● Your objective
Copy every line from the one containing "1272, 1296, 1344]" down to the one containing "344, 1077, 416]", including both, exactly as they appear.

[Data extracted from a collection]
— start —

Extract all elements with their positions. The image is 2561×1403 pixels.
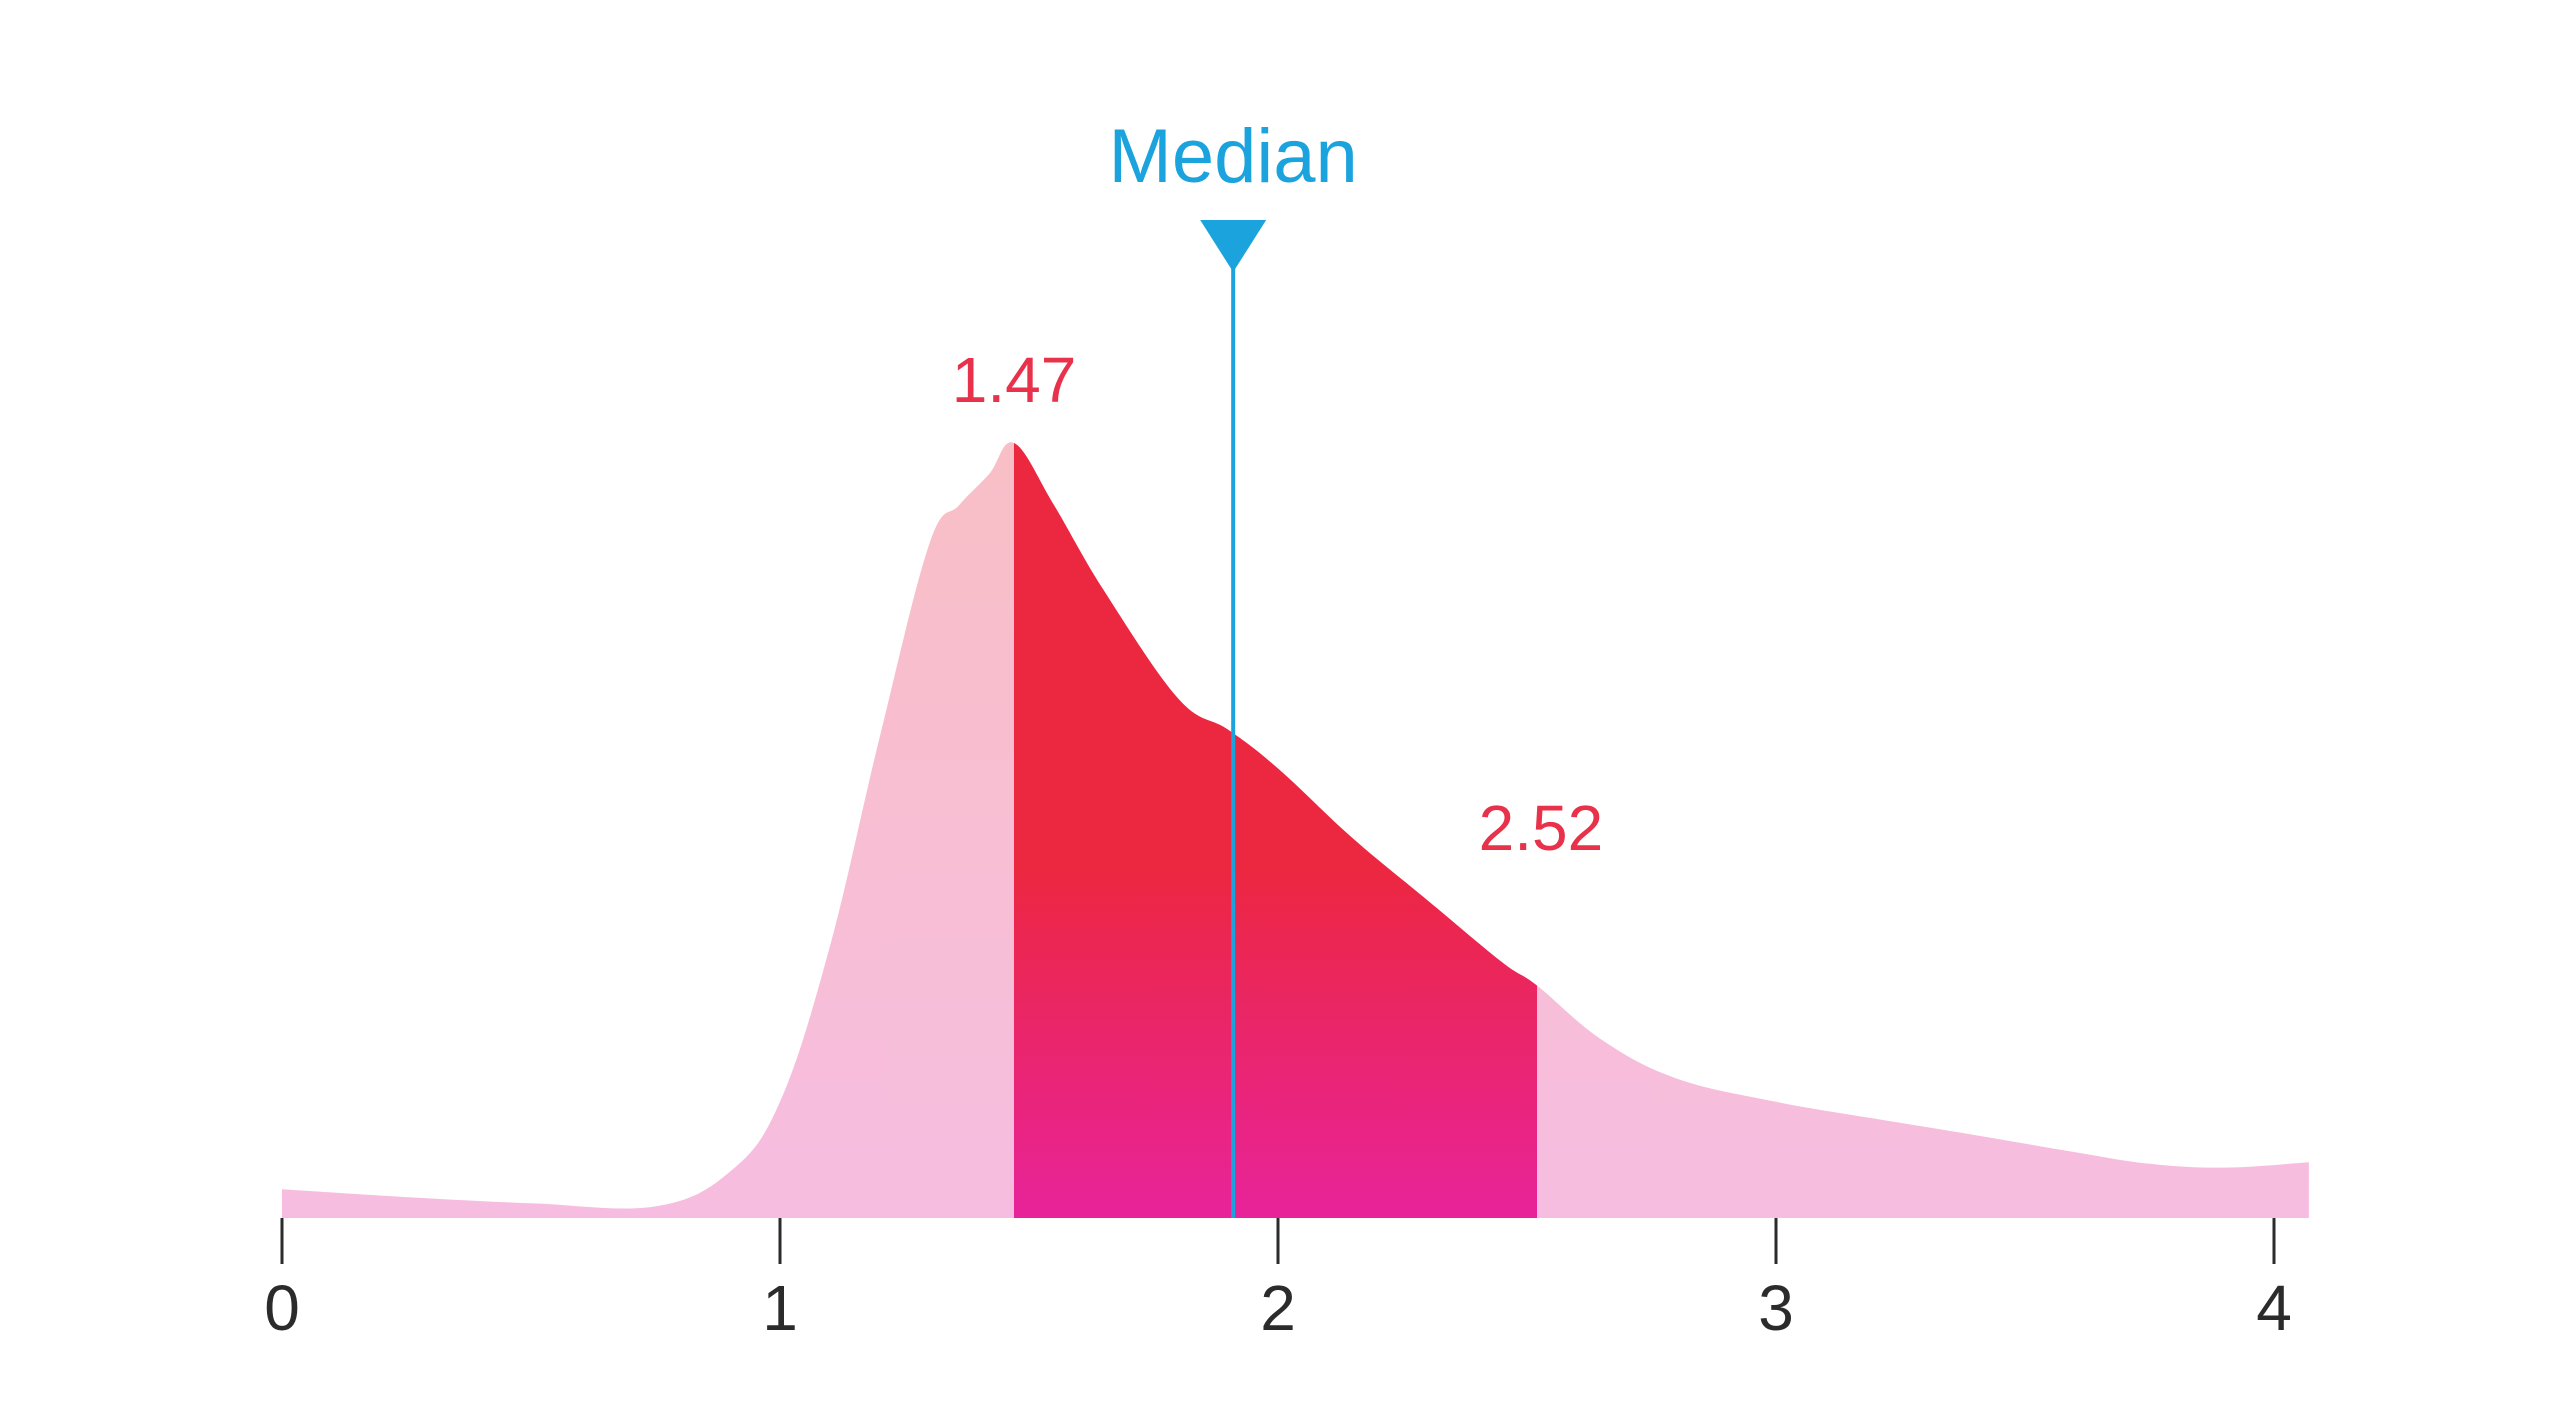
x-tick-label: 2	[1260, 1272, 1296, 1344]
x-tick-label: 4	[2256, 1272, 2292, 1344]
x-axis: 0 1 2 3 4	[264, 1218, 2292, 1344]
x-tick-label: 0	[264, 1272, 300, 1344]
x-tick-label: 3	[1758, 1272, 1794, 1344]
median-marker-icon	[1200, 220, 1267, 272]
x-tick-label: 1	[762, 1272, 798, 1344]
highlight-start-label: 1.47	[952, 344, 1077, 416]
median-label: Median	[1109, 114, 1358, 199]
highlight-end-label: 2.52	[1479, 792, 1604, 864]
highlight-area	[1014, 442, 1537, 1218]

— end —

● Final answer
x-tick-label: 2	[1260, 1272, 1296, 1344]
x-tick-label: 4	[2256, 1272, 2292, 1344]
x-axis: 0 1 2 3 4	[264, 1218, 2292, 1344]
x-tick-label: 0	[264, 1272, 300, 1344]
x-tick-label: 3	[1758, 1272, 1794, 1344]
median-marker-icon	[1200, 220, 1267, 272]
x-tick-label: 1	[762, 1272, 798, 1344]
highlight-start-label: 1.47	[952, 344, 1077, 416]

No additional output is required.